**Entries from a dataset:**
- - -
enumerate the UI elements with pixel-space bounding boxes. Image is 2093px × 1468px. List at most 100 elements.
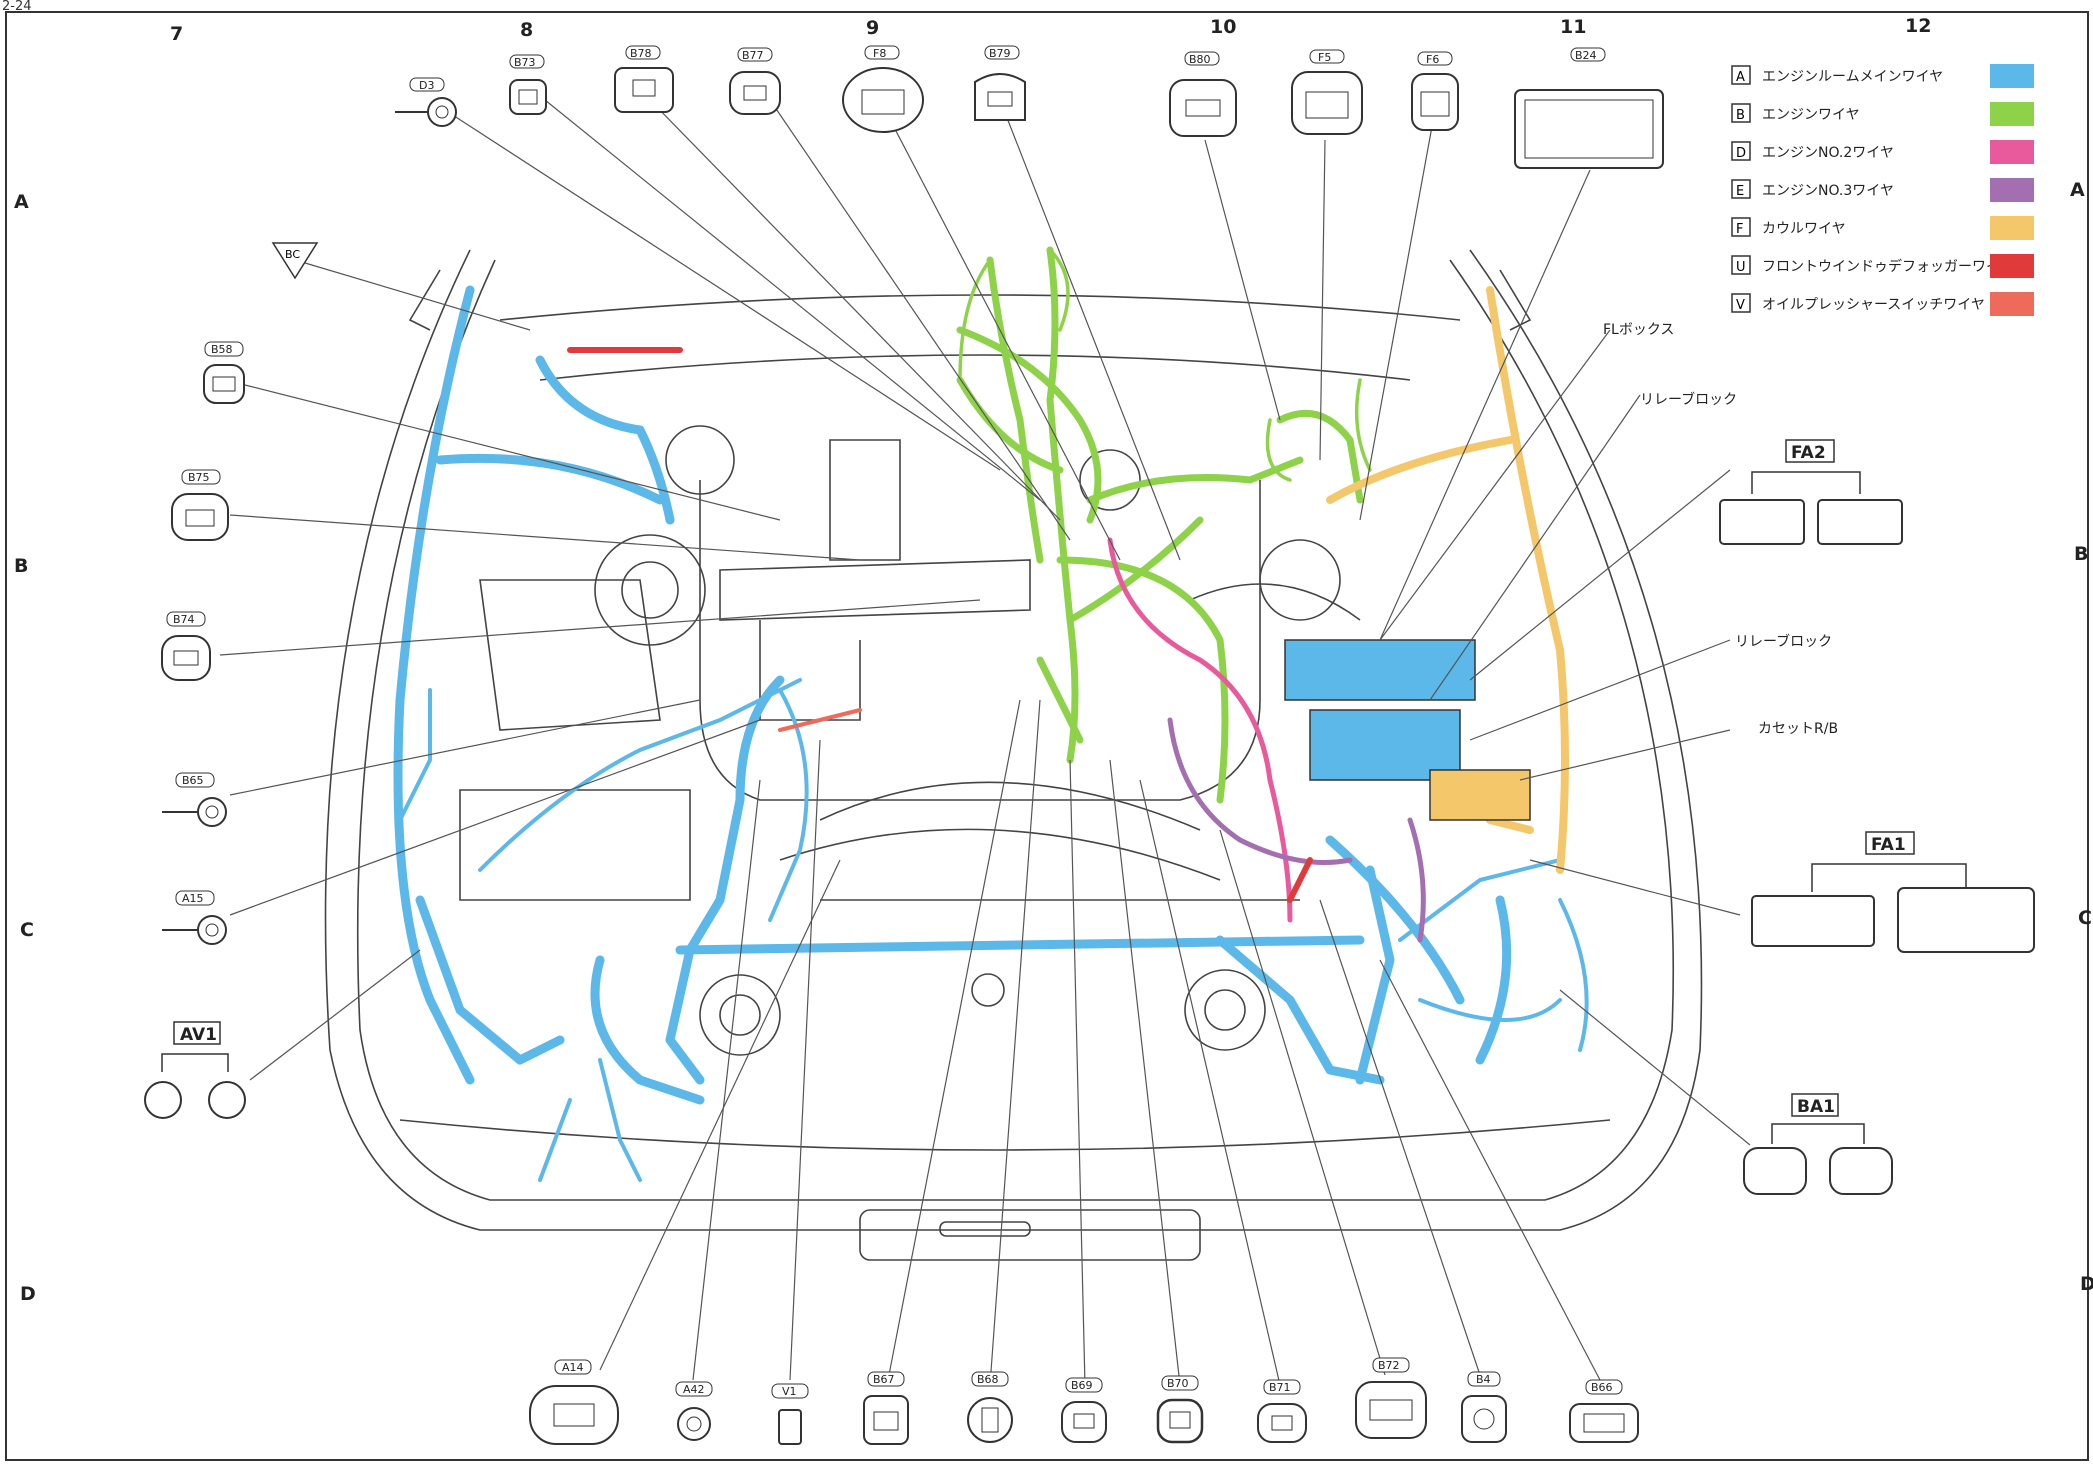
connector-b80: B80 bbox=[1169, 51, 1237, 137]
connector-b79: B79 bbox=[974, 45, 1026, 121]
connector-tag bbox=[984, 45, 1020, 60]
connector-tag bbox=[175, 772, 215, 788]
legend-item-a: A エンジンルームメインワイヤ bbox=[1731, 64, 2034, 88]
relay-block-fl bbox=[1284, 639, 1531, 821]
connector-tag bbox=[971, 1371, 1009, 1387]
wire-engine bbox=[956, 246, 1364, 804]
connector-label: F8 bbox=[873, 47, 886, 60]
legend-label: エンジンルームメインワイヤ bbox=[1762, 69, 1943, 85]
legend-label: エンジンNO.3ワイヤ bbox=[1762, 183, 1894, 199]
connector-tag bbox=[1065, 1377, 1103, 1393]
connector-tag bbox=[625, 45, 661, 60]
group-label: FA1 bbox=[1871, 835, 1906, 855]
legend-item-d: D エンジンNO.2ワイヤ bbox=[1731, 140, 2034, 164]
grid-row-a-left: A bbox=[14, 191, 29, 213]
connector-b75: B75 bbox=[171, 469, 229, 541]
group-label: FA2 bbox=[1791, 443, 1826, 463]
connector-label: A15 bbox=[182, 892, 204, 905]
callout-relay-block-2: リレーブロック bbox=[1735, 633, 1832, 650]
legend-code: A bbox=[1736, 70, 1745, 85]
connector-tag bbox=[737, 47, 773, 62]
legend-code: B bbox=[1736, 108, 1745, 123]
wire-engine-thin bbox=[958, 248, 1372, 482]
connector-b78: B78 bbox=[614, 45, 674, 113]
relay-block bbox=[1309, 709, 1461, 781]
connector-a42: A42 bbox=[675, 1381, 713, 1441]
leader-lines bbox=[219, 99, 1751, 1386]
grid-row-c-right: C bbox=[2078, 907, 2092, 929]
wire-engine-room-main-thin bbox=[398, 678, 1589, 1182]
group-label-box bbox=[1791, 1093, 1839, 1117]
connector-tag bbox=[867, 1371, 905, 1387]
group-label-box bbox=[173, 1021, 221, 1045]
connector-tag bbox=[175, 890, 215, 906]
connector-group-av1: AV1 bbox=[144, 1021, 246, 1119]
legend-swatch bbox=[1990, 216, 2034, 240]
connector-b70: B70 bbox=[1156, 1375, 1204, 1444]
connector-tag bbox=[1417, 51, 1453, 66]
legend-swatch bbox=[1990, 64, 2034, 88]
group-label-box bbox=[1865, 831, 1915, 855]
connector-tag bbox=[864, 45, 900, 60]
legend-code: F bbox=[1736, 222, 1743, 237]
connector-label: F5 bbox=[1318, 51, 1331, 64]
legend-code-box bbox=[1731, 217, 1751, 237]
connector-tag bbox=[1309, 49, 1345, 64]
legend-code-box bbox=[1731, 255, 1751, 275]
legend-item-f: F カウルワイヤ bbox=[1731, 216, 2034, 240]
connector-tag bbox=[1372, 1357, 1410, 1373]
legend-code-box bbox=[1731, 65, 1751, 85]
legend-label: オイルプレッシャースイッチワイヤ bbox=[1762, 297, 1985, 313]
connector-label: F6 bbox=[1426, 53, 1439, 66]
connector-b72: B72 bbox=[1355, 1357, 1427, 1439]
grid-col-11: 11 bbox=[1560, 16, 1586, 38]
legend-code-box bbox=[1731, 103, 1751, 123]
left-connectors: B58 B75 B74 B65 A15 bbox=[161, 341, 245, 945]
grid-row-c-left: C bbox=[20, 919, 34, 941]
legend-code: U bbox=[1736, 260, 1746, 275]
connector-label: B77 bbox=[742, 49, 764, 62]
connector-b74: B74 bbox=[161, 611, 211, 681]
connector-label: V1 bbox=[782, 1385, 797, 1398]
connector-b24: B24 bbox=[1514, 47, 1664, 169]
connector-label: B66 bbox=[1591, 1381, 1613, 1394]
legend-label: エンジンワイヤ bbox=[1762, 107, 1860, 123]
wire-engine-no2 bbox=[1107, 537, 1293, 923]
grid-row-d-left: D bbox=[20, 1283, 36, 1305]
connector-tag bbox=[1263, 1379, 1301, 1395]
connector-a15: A15 bbox=[162, 890, 227, 945]
connector-label: B78 bbox=[630, 47, 652, 60]
connector-b73: B73 bbox=[509, 54, 547, 115]
grid-row-b-left: B bbox=[14, 555, 28, 577]
ground-label: BC bbox=[285, 248, 300, 261]
wire-oil-pressure bbox=[778, 708, 862, 732]
connector-group-fa2: FA2 bbox=[1719, 439, 1903, 545]
cassette-rb bbox=[1429, 769, 1531, 821]
legend-swatch bbox=[1990, 140, 2034, 164]
connector-a14: A14 bbox=[529, 1359, 619, 1445]
connector-label: B79 bbox=[989, 47, 1011, 60]
wire-engine-no3 bbox=[1167, 717, 1426, 943]
connector-b69: B69 bbox=[1061, 1377, 1107, 1443]
connector-label: B69 bbox=[1071, 1379, 1093, 1392]
connector-f8: F8 bbox=[842, 45, 924, 133]
connector-label: A42 bbox=[683, 1383, 705, 1396]
legend-label: カウルワイヤ bbox=[1762, 221, 1846, 237]
callout-cassette-rb: カセットR/B bbox=[1758, 721, 1838, 737]
legend-code-box bbox=[1731, 141, 1751, 161]
connector-tag bbox=[204, 341, 244, 357]
connector-tag bbox=[554, 1359, 592, 1375]
legend-item-b: B エンジンワイヤ bbox=[1731, 102, 2034, 126]
legend: A エンジンルームメインワイヤ B エンジンワイヤ D エンジンNO.2ワイヤ … bbox=[1731, 64, 2034, 316]
connector-b68: B68 bbox=[967, 1371, 1013, 1443]
legend-code: V bbox=[1736, 298, 1745, 313]
connector-tag bbox=[1467, 1371, 1501, 1387]
grid-col-12: 12 bbox=[1905, 15, 1931, 37]
legend-item-v: V オイルプレッシャースイッチワイヤ bbox=[1731, 292, 2034, 316]
connector-tag bbox=[181, 469, 221, 485]
legend-label: フロントウインドゥデフォッガーワイヤ bbox=[1762, 258, 2014, 275]
legend-item-u: U フロントウインドゥデフォッガーワイヤ bbox=[1731, 254, 2034, 278]
connector-b66: B66 bbox=[1569, 1379, 1639, 1443]
connector-tag bbox=[771, 1383, 809, 1399]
- - -
**Task prompt:**
Please reproduce every entry above word for word, leaving out the pictures.

**Solution below:**
enumerate the UI elements with pixel-space bounding boxes. Image is 2093px × 1468px. List at most 100 elements.
connector-b80: B80 bbox=[1169, 51, 1237, 137]
connector-b79: B79 bbox=[974, 45, 1026, 121]
connector-tag bbox=[984, 45, 1020, 60]
connector-tag bbox=[175, 772, 215, 788]
legend-item-a: A エンジンルームメインワイヤ bbox=[1731, 64, 2034, 88]
relay-block-fl bbox=[1284, 639, 1531, 821]
connector-tag bbox=[971, 1371, 1009, 1387]
wire-engine bbox=[956, 246, 1364, 804]
connector-label: F8 bbox=[873, 47, 886, 60]
legend-label: エンジンルームメインワイヤ bbox=[1762, 69, 1943, 85]
legend-label: エンジンNO.3ワイヤ bbox=[1762, 183, 1894, 199]
connector-tag bbox=[1065, 1377, 1103, 1393]
connector-tag bbox=[625, 45, 661, 60]
group-label: FA1 bbox=[1871, 835, 1906, 855]
legend-item-d: D エンジンNO.2ワイヤ bbox=[1731, 140, 2034, 164]
grid-row-a-left: A bbox=[14, 191, 29, 213]
connector-b75: B75 bbox=[171, 469, 229, 541]
group-label: FA2 bbox=[1791, 443, 1826, 463]
connector-label: A15 bbox=[182, 892, 204, 905]
callout-relay-block-2: リレーブロック bbox=[1735, 633, 1832, 650]
legend-code: A bbox=[1736, 70, 1745, 85]
connector-tag bbox=[737, 47, 773, 62]
legend-code: B bbox=[1736, 108, 1745, 123]
wire-engine-thin bbox=[958, 248, 1372, 482]
connector-b78: B78 bbox=[614, 45, 674, 113]
relay-block bbox=[1309, 709, 1461, 781]
connector-a42: A42 bbox=[675, 1381, 713, 1441]
leader-lines bbox=[219, 99, 1751, 1386]
grid-row-c-right: C bbox=[2078, 907, 2092, 929]
wire-engine-room-main-thin bbox=[398, 678, 1589, 1182]
group-label-box bbox=[1791, 1093, 1839, 1117]
connector-tag bbox=[867, 1371, 905, 1387]
group-label-box bbox=[173, 1021, 221, 1045]
connector-tag bbox=[175, 890, 215, 906]
connector-group-av1: AV1 bbox=[144, 1021, 246, 1119]
legend-swatch bbox=[1990, 216, 2034, 240]
connector-b70: B70 bbox=[1156, 1375, 1204, 1444]
connector-tag bbox=[1417, 51, 1453, 66]
legend-swatch bbox=[1990, 64, 2034, 88]
group-label-box bbox=[1865, 831, 1915, 855]
connector-tag bbox=[864, 45, 900, 60]
legend-code: F bbox=[1736, 222, 1743, 237]
connector-label: F5 bbox=[1318, 51, 1331, 64]
legend-code-box bbox=[1731, 217, 1751, 237]
connector-tag bbox=[1309, 49, 1345, 64]
legend-code-box bbox=[1731, 255, 1751, 275]
legend-item-f: F カウルワイヤ bbox=[1731, 216, 2034, 240]
connector-tag bbox=[1372, 1357, 1410, 1373]
legend-code-box bbox=[1731, 65, 1751, 85]
legend-label: オイルプレッシャースイッチワイヤ bbox=[1762, 297, 1985, 313]
connector-label: F6 bbox=[1426, 53, 1439, 66]
connector-b72: B72 bbox=[1355, 1357, 1427, 1439]
grid-col-11: 11 bbox=[1560, 16, 1586, 38]
legend-code-box bbox=[1731, 103, 1751, 123]
left-connectors: B58 B75 B74 B65 A15 bbox=[161, 341, 245, 945]
grid-row-c-left: C bbox=[20, 919, 34, 941]
legend-code: U bbox=[1736, 260, 1746, 275]
connector-label: B77 bbox=[742, 49, 764, 62]
connector-b74: B74 bbox=[161, 611, 211, 681]
connector-label: V1 bbox=[782, 1385, 797, 1398]
connector-b24: B24 bbox=[1514, 47, 1664, 169]
connector-label: B66 bbox=[1591, 1381, 1613, 1394]
legend-label: エンジンワイヤ bbox=[1762, 107, 1860, 123]
wire-engine-no2 bbox=[1107, 537, 1293, 923]
grid-row-d-left: D bbox=[20, 1283, 36, 1305]
connector-tag bbox=[1263, 1379, 1301, 1395]
connector-a15: A15 bbox=[162, 890, 227, 945]
connector-label: B78 bbox=[630, 47, 652, 60]
connector-b73: B73 bbox=[509, 54, 547, 115]
grid-row-b-left: B bbox=[14, 555, 28, 577]
ground-label: BC bbox=[285, 248, 300, 261]
wire-oil-pressure bbox=[778, 708, 862, 732]
connector-group-fa2: FA2 bbox=[1719, 439, 1903, 545]
cassette-rb bbox=[1429, 769, 1531, 821]
legend-swatch bbox=[1990, 140, 2034, 164]
connector-a14: A14 bbox=[529, 1359, 619, 1445]
connector-label: B79 bbox=[989, 47, 1011, 60]
wire-engine-no3 bbox=[1167, 717, 1426, 943]
connector-b69: B69 bbox=[1061, 1377, 1107, 1443]
connector-label: B69 bbox=[1071, 1379, 1093, 1392]
connector-f8: F8 bbox=[842, 45, 924, 133]
connector-label: A42 bbox=[683, 1383, 705, 1396]
legend-label: カウルワイヤ bbox=[1762, 221, 1846, 237]
callout-cassette-rb: カセットR/B bbox=[1758, 721, 1838, 737]
legend-code-box bbox=[1731, 141, 1751, 161]
connector-tag bbox=[204, 341, 244, 357]
connector-tag bbox=[554, 1359, 592, 1375]
legend-item-b: B エンジンワイヤ bbox=[1731, 102, 2034, 126]
legend: A エンジンルームメインワイヤ B エンジンワイヤ D エンジンNO.2ワイヤ … bbox=[1731, 64, 2034, 316]
connector-b68: B68 bbox=[967, 1371, 1013, 1443]
legend-code: V bbox=[1736, 298, 1745, 313]
connector-tag bbox=[1467, 1371, 1501, 1387]
grid-col-12: 12 bbox=[1905, 15, 1931, 37]
legend-item-v: V オイルプレッシャースイッチワイヤ bbox=[1731, 292, 2034, 316]
connector-tag bbox=[181, 469, 221, 485]
legend-label: フロントウインドゥデフォッガーワイヤ bbox=[1762, 258, 2014, 275]
legend-item-u: U フロントウインドゥデフォッガーワイヤ bbox=[1731, 254, 2034, 278]
connector-b66: B66 bbox=[1569, 1379, 1639, 1443]
connector-tag bbox=[771, 1383, 809, 1399]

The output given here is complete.